● **Aim of the task**: Return the records exactly as they are.

● **Exercise material**:
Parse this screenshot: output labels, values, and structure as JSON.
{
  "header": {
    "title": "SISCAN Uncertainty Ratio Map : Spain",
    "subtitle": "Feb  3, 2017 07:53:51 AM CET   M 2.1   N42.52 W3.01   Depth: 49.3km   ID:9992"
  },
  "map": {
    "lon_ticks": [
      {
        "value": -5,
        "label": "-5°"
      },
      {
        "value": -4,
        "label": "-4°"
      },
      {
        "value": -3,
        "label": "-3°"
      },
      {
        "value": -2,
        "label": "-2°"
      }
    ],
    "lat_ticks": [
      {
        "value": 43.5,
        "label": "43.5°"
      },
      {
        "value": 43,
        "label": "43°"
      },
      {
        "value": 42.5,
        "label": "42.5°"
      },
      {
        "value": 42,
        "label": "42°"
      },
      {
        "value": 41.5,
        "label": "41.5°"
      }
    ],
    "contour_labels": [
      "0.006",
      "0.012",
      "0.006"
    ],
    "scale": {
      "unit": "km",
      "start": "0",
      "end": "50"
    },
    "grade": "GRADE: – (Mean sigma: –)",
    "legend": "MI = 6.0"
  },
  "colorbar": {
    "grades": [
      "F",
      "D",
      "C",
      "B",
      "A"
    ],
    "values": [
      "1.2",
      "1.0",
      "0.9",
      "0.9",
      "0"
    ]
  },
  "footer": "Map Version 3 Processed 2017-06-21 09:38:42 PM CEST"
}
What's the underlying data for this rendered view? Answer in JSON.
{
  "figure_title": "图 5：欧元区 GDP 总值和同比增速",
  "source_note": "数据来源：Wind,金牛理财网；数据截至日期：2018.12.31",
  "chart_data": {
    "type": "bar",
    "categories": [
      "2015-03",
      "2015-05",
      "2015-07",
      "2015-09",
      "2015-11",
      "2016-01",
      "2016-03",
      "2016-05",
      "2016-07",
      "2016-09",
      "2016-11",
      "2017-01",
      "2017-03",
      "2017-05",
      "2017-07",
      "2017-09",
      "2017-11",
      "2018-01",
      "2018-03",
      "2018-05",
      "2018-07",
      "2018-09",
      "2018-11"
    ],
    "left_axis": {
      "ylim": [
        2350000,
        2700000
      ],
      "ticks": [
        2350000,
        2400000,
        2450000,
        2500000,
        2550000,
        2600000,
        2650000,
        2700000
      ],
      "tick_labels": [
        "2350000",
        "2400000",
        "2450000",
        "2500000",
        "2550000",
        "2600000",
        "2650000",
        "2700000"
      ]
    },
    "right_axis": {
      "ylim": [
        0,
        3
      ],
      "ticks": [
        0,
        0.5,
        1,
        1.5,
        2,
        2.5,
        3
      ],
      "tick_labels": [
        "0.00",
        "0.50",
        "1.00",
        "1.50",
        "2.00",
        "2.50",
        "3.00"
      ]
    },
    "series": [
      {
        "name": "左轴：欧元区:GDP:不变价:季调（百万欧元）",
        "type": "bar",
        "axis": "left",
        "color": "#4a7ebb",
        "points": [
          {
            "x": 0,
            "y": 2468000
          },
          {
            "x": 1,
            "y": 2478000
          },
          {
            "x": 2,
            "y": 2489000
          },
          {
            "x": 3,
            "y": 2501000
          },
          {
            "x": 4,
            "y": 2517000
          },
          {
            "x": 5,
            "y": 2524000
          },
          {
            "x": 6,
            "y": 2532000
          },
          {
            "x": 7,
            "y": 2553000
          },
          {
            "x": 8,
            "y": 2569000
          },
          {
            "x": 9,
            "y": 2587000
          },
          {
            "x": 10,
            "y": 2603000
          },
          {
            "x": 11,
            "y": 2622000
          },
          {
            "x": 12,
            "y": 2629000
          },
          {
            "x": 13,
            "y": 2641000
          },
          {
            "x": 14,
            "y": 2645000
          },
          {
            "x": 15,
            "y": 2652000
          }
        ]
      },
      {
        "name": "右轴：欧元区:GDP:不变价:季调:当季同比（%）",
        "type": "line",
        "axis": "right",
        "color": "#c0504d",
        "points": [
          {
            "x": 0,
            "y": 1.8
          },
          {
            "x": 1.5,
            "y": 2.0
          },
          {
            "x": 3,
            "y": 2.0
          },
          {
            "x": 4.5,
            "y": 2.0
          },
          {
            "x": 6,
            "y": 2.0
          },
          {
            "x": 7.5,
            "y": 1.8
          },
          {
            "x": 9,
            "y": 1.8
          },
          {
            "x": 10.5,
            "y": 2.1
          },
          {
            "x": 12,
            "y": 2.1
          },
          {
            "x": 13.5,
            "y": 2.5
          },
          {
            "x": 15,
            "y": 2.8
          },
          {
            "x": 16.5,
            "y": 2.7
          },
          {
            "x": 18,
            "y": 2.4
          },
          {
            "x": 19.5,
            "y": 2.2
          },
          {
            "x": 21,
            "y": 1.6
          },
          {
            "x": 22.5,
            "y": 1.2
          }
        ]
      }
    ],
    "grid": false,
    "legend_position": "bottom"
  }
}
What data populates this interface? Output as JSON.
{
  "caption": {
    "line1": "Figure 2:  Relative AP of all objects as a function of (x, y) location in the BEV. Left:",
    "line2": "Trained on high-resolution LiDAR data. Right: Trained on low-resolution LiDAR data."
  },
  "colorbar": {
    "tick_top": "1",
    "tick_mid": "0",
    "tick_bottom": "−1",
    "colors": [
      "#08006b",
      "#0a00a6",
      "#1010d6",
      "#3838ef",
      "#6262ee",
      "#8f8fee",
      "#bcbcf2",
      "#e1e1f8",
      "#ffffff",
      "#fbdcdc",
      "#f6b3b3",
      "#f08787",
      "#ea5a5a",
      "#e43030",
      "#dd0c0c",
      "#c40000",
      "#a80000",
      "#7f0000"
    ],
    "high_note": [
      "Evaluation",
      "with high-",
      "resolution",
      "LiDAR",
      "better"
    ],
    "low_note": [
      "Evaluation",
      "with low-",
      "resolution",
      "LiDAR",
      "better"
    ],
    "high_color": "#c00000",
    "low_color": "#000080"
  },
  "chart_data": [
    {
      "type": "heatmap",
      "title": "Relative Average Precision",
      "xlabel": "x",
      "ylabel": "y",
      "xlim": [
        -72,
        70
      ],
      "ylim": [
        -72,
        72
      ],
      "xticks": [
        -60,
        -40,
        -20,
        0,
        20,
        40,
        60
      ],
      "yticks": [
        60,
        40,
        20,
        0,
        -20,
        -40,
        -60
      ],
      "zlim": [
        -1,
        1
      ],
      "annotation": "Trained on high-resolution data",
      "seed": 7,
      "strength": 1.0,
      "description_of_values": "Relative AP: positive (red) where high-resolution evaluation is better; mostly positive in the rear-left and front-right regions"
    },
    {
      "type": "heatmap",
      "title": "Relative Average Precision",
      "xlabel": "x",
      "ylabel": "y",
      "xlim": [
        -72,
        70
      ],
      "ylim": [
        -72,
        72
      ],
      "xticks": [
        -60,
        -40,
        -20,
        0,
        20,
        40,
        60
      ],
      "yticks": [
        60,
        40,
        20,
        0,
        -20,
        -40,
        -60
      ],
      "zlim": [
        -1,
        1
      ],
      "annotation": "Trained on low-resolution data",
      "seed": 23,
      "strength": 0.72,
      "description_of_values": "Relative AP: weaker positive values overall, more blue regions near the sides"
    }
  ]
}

● **Exercise answer**:
Parse this screenshot: output labels, values, and structure as JSON.
{
  "header": {
    "title": "SISCAN Uncertainty Ratio Map : Spain",
    "subtitle": "Feb  3, 2017 07:53:51 AM CET   M 2.1   N42.52 W3.01   Depth: 49.3km   ID:9992"
  },
  "map": {
    "lon_ticks": [
      {
        "value": -5,
        "label": "-5°"
      },
      {
        "value": -4,
        "label": "-4°"
      },
      {
        "value": -3,
        "label": "-3°"
      },
      {
        "value": -2,
        "label": "-2°"
      }
    ],
    "lat_ticks": [
      {
        "value": 43.5,
        "label": "43.5°"
      },
      {
        "value": 43,
        "label": "43°"
      },
      {
        "value": 42.5,
        "label": "42.5°"
      },
      {
        "value": 42,
        "label": "42°"
      },
      {
        "value": 41.5,
        "label": "41.5°"
      }
    ],
    "contour_labels": [
      "0.006",
      "0.012",
      "0.006"
    ],
    "scale": {
      "unit": "km",
      "start": "0",
      "end": "50"
    },
    "grade": "GRADE: – (Mean sigma: –)",
    "legend": "MI = 6.0"
  },
  "colorbar": {
    "grades": [
      "F",
      "D",
      "C",
      "B",
      "A"
    ],
    "values": [
      "1.2",
      "1.0",
      "0.9",
      "0.9",
      "0"
    ]
  },
  "footer": "Map Version 3 Processed 2017-06-21 09:38:42 PM CEST"
}
What's the underlying data for this rendered view? Answer in JSON.
{
  "figure_title": "图 5：欧元区 GDP 总值和同比增速",
  "source_note": "数据来源：Wind,金牛理财网；数据截至日期：2018.12.31",
  "chart_data": {
    "type": "bar",
    "categories": [
      "2015-03",
      "2015-05",
      "2015-07",
      "2015-09",
      "2015-11",
      "2016-01",
      "2016-03",
      "2016-05",
      "2016-07",
      "2016-09",
      "2016-11",
      "2017-01",
      "2017-03",
      "2017-05",
      "2017-07",
      "2017-09",
      "2017-11",
      "2018-01",
      "2018-03",
      "2018-05",
      "2018-07",
      "2018-09",
      "2018-11"
    ],
    "left_axis": {
      "ylim": [
        2350000,
        2700000
      ],
      "ticks": [
        2350000,
        2400000,
        2450000,
        2500000,
        2550000,
        2600000,
        2650000,
        2700000
      ],
      "tick_labels": [
        "2350000",
        "2400000",
        "2450000",
        "2500000",
        "2550000",
        "2600000",
        "2650000",
        "2700000"
      ]
    },
    "right_axis": {
      "ylim": [
        0,
        3
      ],
      "ticks": [
        0,
        0.5,
        1,
        1.5,
        2,
        2.5,
        3
      ],
      "tick_labels": [
        "0.00",
        "0.50",
        "1.00",
        "1.50",
        "2.00",
        "2.50",
        "3.00"
      ]
    },
    "series": [
      {
        "name": "左轴：欧元区:GDP:不变价:季调（百万欧元）",
        "type": "bar",
        "axis": "left",
        "color": "#4a7ebb",
        "points": [
          {
            "x": 0,
            "y": 2468000
          },
          {
            "x": 1,
            "y": 2478000
          },
          {
            "x": 2,
            "y": 2489000
          },
          {
            "x": 3,
            "y": 2501000
          },
          {
            "x": 4,
            "y": 2517000
          },
          {
            "x": 5,
            "y": 2524000
          },
          {
            "x": 6,
            "y": 2532000
          },
          {
            "x": 7,
            "y": 2553000
          },
          {
            "x": 8,
            "y": 2569000
          },
          {
            "x": 9,
            "y": 2587000
          },
          {
            "x": 10,
            "y": 2603000
          },
          {
            "x": 11,
            "y": 2622000
          },
          {
            "x": 12,
            "y": 2629000
          },
          {
            "x": 13,
            "y": 2641000
          },
          {
            "x": 14,
            "y": 2645000
          },
          {
            "x": 15,
            "y": 2652000
          }
        ]
      },
      {
        "name": "右轴：欧元区:GDP:不变价:季调:当季同比（%）",
        "type": "line",
        "axis": "right",
        "color": "#c0504d",
        "points": [
          {
            "x": 0,
            "y": 1.8
          },
          {
            "x": 1.5,
            "y": 2.0
          },
          {
            "x": 3,
            "y": 2.0
          },
          {
            "x": 4.5,
            "y": 2.0
          },
          {
            "x": 6,
            "y": 2.0
          },
          {
            "x": 7.5,
            "y": 1.8
          },
          {
            "x": 9,
            "y": 1.8
          },
          {
            "x": 10.5,
            "y": 2.1
          },
          {
            "x": 12,
            "y": 2.1
          },
          {
            "x": 13.5,
            "y": 2.5
          },
          {
            "x": 15,
            "y": 2.8
          },
          {
            "x": 16.5,
            "y": 2.7
          },
          {
            "x": 18,
            "y": 2.4
          },
          {
            "x": 19.5,
            "y": 2.2
          },
          {
            "x": 21,
            "y": 1.6
          },
          {
            "x": 22.5,
            "y": 1.2
          }
        ]
      }
    ],
    "grid": false,
    "legend_position": "bottom"
  }
}
What data populates this interface? Output as JSON.
{
  "caption": {
    "line1": "Figure 2:  Relative AP of all objects as a function of (x, y) location in the BEV. Left:",
    "line2": "Trained on high-resolution LiDAR data. Right: Trained on low-resolution LiDAR data."
  },
  "colorbar": {
    "tick_top": "1",
    "tick_mid": "0",
    "tick_bottom": "−1",
    "colors": [
      "#08006b",
      "#0a00a6",
      "#1010d6",
      "#3838ef",
      "#6262ee",
      "#8f8fee",
      "#bcbcf2",
      "#e1e1f8",
      "#ffffff",
      "#fbdcdc",
      "#f6b3b3",
      "#f08787",
      "#ea5a5a",
      "#e43030",
      "#dd0c0c",
      "#c40000",
      "#a80000",
      "#7f0000"
    ],
    "high_note": [
      "Evaluation",
      "with high-",
      "resolution",
      "LiDAR",
      "better"
    ],
    "low_note": [
      "Evaluation",
      "with low-",
      "resolution",
      "LiDAR",
      "better"
    ],
    "high_color": "#c00000",
    "low_color": "#000080"
  },
  "chart_data": [
    {
      "type": "heatmap",
      "title": "Relative Average Precision",
      "xlabel": "x",
      "ylabel": "y",
      "xlim": [
        -72,
        70
      ],
      "ylim": [
        -72,
        72
      ],
      "xticks": [
        -60,
        -40,
        -20,
        0,
        20,
        40,
        60
      ],
      "yticks": [
        60,
        40,
        20,
        0,
        -20,
        -40,
        -60
      ],
      "zlim": [
        -1,
        1
      ],
      "annotation": "Trained on high-resolution data",
      "seed": 7,
      "strength": 1.0,
      "description_of_values": "Relative AP: positive (red) where high-resolution evaluation is better; mostly positive in the rear-left and front-right regions"
    },
    {
      "type": "heatmap",
      "title": "Relative Average Precision",
      "xlabel": "x",
      "ylabel": "y",
      "xlim": [
        -72,
        70
      ],
      "ylim": [
        -72,
        72
      ],
      "xticks": [
        -60,
        -40,
        -20,
        0,
        20,
        40,
        60
      ],
      "yticks": [
        60,
        40,
        20,
        0,
        -20,
        -40,
        -60
      ],
      "zlim": [
        -1,
        1
      ],
      "annotation": "Trained on low-resolution data",
      "seed": 23,
      "strength": 0.72,
      "description_of_values": "Relative AP: weaker positive values overall, more blue regions near the sides"
    }
  ]
}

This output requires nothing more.